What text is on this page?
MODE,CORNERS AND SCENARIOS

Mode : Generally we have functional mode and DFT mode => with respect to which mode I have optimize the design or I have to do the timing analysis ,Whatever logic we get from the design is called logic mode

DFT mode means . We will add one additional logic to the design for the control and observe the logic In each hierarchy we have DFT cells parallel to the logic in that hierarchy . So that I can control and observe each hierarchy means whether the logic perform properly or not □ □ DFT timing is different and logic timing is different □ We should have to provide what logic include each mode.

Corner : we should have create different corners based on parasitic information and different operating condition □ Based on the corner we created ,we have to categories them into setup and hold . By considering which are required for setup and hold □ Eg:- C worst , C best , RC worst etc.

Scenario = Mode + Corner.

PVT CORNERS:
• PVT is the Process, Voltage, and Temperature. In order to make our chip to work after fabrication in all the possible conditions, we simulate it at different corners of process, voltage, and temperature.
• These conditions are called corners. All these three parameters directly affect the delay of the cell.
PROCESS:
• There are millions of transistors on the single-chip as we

# # # # #

▶ **What the exercise asks**: Every entry shown above should be written out again without a single difference.

▶ **Written response**:
What text is on this page?
MODE,CORNERS AND SCENARIOS

Mode : Generally we have functional mode and DFT mode => with respect to which mode I have optimize the design or I have to do the timing analysis ,Whatever logic we get from the design is called logic mode

DFT mode means . We will add one additional logic to the design for the control and observe the logic In each hierarchy we have DFT cells parallel to the logic in that hierarchy . So that I can control and observe each hierarchy means whether the logic perform properly or not □ □ DFT timing is different and logic timing is different □ We should have to provide what logic include each mode.

Corner : we should have create different corners based on parasitic information and different operating condition □ Based on the corner we created ,we have to categories them into setup and hold . By considering which are required for setup and hold □ Eg:- C worst , C best , RC worst etc.

Scenario = Mode + Corner.

PVT CORNERS:
• PVT is the Process, Voltage, and Temperature. In order to make our chip to work after fabrication in all the possible conditions, we simulate it at different corners of process, voltage, and temperature.
• These conditions are called corners. All these three parameters directly affect the delay of the cell.
PROCESS:
• There are millions of transistors on the single-chip as we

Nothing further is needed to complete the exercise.